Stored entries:

● ● ● ●

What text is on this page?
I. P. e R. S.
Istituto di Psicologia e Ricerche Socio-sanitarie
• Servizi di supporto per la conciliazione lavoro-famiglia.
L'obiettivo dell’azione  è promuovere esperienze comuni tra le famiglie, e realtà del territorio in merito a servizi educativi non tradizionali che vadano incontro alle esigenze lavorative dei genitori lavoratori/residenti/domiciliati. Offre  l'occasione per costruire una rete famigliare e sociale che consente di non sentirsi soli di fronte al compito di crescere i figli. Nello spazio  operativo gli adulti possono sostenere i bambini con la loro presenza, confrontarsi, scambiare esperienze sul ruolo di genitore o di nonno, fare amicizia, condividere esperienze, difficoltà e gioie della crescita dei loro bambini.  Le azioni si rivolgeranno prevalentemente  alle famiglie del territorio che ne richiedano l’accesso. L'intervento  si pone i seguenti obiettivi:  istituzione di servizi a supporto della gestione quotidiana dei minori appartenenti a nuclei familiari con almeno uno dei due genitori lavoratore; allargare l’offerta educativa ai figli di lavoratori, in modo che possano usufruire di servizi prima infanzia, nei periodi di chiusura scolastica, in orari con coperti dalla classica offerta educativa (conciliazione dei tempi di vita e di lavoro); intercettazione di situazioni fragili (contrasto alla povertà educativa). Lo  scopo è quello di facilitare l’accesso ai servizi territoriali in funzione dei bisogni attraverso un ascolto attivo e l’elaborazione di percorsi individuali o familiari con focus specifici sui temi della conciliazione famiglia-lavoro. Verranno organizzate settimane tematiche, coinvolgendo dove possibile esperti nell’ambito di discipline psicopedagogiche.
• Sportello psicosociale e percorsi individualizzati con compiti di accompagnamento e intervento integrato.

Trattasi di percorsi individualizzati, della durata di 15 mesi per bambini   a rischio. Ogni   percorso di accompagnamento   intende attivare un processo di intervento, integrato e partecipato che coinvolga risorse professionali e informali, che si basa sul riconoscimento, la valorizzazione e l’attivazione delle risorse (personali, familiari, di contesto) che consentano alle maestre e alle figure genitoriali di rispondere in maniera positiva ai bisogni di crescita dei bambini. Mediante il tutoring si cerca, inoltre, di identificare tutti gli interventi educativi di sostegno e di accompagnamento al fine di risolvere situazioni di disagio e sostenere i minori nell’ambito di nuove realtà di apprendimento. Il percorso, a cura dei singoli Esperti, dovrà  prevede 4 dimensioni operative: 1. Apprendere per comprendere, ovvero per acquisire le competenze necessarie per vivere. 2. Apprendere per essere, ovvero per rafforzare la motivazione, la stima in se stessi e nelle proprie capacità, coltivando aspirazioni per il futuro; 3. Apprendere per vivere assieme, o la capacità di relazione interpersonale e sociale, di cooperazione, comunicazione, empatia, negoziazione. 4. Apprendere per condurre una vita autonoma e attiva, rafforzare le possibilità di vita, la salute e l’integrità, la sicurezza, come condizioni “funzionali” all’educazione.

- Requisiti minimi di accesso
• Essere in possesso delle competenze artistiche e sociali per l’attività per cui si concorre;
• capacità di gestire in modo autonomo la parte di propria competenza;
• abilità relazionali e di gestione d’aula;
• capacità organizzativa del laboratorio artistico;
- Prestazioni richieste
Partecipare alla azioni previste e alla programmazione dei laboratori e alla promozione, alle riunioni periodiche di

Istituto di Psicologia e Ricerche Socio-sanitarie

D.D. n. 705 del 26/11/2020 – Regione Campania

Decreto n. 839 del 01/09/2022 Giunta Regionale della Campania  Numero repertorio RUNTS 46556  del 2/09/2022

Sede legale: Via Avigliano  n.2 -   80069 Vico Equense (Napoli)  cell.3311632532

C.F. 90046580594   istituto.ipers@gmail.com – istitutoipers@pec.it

● ● ● ●

Pick out every line with the string "Campania" and copy it.

D.D. n. 705 del 26/11/2020 – Regione Campania
Decreto n. 839 del 01/09/2022 Giunta Regionale della Campania  Numero repertorio RUNTS 46556  del 2/09/2022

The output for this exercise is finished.